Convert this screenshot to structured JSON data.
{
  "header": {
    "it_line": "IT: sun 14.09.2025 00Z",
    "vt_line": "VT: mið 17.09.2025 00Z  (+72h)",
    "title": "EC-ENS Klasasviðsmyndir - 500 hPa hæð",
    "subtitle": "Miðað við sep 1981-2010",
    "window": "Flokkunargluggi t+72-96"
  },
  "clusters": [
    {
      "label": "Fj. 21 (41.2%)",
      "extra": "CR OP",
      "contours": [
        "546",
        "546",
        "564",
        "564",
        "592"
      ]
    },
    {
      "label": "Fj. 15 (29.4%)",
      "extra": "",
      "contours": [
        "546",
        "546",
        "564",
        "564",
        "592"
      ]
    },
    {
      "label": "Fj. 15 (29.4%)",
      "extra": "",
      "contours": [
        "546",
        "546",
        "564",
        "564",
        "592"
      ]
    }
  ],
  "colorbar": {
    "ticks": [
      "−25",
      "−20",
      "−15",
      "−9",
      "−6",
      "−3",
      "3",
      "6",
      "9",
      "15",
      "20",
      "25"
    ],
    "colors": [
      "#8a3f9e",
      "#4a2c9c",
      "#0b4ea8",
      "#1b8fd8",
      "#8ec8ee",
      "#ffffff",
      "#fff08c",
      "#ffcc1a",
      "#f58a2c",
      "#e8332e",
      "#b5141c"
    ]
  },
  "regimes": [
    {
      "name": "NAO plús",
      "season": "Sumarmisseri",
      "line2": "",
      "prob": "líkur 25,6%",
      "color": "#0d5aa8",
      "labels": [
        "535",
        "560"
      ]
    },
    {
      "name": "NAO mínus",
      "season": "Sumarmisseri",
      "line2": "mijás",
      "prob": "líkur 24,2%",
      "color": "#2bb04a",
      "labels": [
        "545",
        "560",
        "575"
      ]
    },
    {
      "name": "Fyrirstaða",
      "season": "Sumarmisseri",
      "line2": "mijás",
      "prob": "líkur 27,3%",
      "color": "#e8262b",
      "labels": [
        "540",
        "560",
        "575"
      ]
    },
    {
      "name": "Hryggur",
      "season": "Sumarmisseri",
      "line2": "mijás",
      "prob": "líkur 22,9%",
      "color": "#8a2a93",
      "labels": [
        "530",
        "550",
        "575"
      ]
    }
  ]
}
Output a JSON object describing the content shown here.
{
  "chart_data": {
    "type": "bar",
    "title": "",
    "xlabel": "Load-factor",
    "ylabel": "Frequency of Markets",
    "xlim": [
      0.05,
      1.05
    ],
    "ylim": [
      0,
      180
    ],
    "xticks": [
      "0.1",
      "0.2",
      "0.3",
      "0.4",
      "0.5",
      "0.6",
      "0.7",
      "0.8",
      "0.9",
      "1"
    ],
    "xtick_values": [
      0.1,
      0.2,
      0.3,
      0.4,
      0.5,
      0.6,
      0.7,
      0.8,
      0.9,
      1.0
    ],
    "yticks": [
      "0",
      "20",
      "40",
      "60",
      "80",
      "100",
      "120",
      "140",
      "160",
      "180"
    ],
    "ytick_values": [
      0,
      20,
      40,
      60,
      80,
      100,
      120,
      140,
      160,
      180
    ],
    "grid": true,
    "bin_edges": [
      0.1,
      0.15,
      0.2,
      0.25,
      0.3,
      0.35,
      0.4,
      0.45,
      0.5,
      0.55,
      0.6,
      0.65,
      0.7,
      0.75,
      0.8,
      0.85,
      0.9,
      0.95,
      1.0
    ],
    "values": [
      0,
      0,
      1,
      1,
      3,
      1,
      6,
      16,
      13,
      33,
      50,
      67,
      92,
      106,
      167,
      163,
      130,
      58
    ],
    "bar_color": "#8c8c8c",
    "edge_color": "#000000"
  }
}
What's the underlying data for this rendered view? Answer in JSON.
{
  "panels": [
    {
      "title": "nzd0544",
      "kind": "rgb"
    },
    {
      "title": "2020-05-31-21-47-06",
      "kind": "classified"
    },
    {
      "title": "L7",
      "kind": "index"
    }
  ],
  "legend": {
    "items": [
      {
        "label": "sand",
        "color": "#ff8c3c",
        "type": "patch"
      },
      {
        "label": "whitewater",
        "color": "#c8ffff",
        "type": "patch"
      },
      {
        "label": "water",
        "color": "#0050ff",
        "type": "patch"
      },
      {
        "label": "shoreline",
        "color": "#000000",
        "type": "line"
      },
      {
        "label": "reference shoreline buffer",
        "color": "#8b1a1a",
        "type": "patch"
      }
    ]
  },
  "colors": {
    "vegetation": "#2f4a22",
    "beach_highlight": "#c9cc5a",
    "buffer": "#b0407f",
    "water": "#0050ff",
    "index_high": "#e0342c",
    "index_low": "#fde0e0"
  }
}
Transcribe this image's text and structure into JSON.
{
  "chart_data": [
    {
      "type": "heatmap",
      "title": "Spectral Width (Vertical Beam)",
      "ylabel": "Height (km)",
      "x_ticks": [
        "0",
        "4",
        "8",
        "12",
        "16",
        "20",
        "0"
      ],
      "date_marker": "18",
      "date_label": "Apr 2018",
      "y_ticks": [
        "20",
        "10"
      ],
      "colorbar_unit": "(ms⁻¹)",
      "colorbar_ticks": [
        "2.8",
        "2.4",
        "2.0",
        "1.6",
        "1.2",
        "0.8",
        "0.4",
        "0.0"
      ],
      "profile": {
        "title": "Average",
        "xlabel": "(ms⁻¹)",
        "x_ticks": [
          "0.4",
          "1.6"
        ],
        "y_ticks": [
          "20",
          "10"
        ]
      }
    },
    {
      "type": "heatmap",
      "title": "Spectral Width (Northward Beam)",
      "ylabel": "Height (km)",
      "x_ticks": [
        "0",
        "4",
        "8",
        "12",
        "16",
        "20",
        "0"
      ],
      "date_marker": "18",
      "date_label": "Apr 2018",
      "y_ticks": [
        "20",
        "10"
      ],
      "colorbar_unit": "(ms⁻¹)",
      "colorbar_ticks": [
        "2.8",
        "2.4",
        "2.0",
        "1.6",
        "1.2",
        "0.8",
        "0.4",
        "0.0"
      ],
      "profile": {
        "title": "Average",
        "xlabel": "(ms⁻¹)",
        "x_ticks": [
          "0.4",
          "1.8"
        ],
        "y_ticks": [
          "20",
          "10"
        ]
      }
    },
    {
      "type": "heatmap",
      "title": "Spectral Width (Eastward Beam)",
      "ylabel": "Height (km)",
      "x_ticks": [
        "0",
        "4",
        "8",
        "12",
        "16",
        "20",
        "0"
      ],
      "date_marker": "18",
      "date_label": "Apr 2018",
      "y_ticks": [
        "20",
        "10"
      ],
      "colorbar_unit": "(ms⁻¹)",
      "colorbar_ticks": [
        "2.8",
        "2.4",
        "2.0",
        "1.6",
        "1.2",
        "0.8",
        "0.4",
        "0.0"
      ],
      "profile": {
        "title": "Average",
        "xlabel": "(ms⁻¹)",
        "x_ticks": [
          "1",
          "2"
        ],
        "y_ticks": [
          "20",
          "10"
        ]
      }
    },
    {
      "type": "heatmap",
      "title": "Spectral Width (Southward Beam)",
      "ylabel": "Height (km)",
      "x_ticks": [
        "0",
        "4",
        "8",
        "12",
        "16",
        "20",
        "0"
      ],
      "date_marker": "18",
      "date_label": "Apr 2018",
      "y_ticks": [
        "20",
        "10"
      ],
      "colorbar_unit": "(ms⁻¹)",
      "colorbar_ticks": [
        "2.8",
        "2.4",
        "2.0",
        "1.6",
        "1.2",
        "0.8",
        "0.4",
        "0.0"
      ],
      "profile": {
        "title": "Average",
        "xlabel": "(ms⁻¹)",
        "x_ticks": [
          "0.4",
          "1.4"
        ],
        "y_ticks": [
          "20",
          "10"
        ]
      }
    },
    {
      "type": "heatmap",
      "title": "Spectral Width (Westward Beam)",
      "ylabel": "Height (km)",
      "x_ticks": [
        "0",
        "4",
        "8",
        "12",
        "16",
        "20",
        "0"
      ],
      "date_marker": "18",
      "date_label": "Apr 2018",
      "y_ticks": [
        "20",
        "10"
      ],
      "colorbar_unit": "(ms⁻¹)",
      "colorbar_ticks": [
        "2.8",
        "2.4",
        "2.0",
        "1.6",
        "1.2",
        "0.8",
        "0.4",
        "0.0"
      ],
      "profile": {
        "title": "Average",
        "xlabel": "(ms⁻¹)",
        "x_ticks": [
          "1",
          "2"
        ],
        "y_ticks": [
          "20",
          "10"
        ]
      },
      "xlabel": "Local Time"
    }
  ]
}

══════════════════════════════

WRITTEN REQUEST –
Count the lines of the data that include the string "shoreline", and give only that number.

REPLY TO THE EXERCISE –
2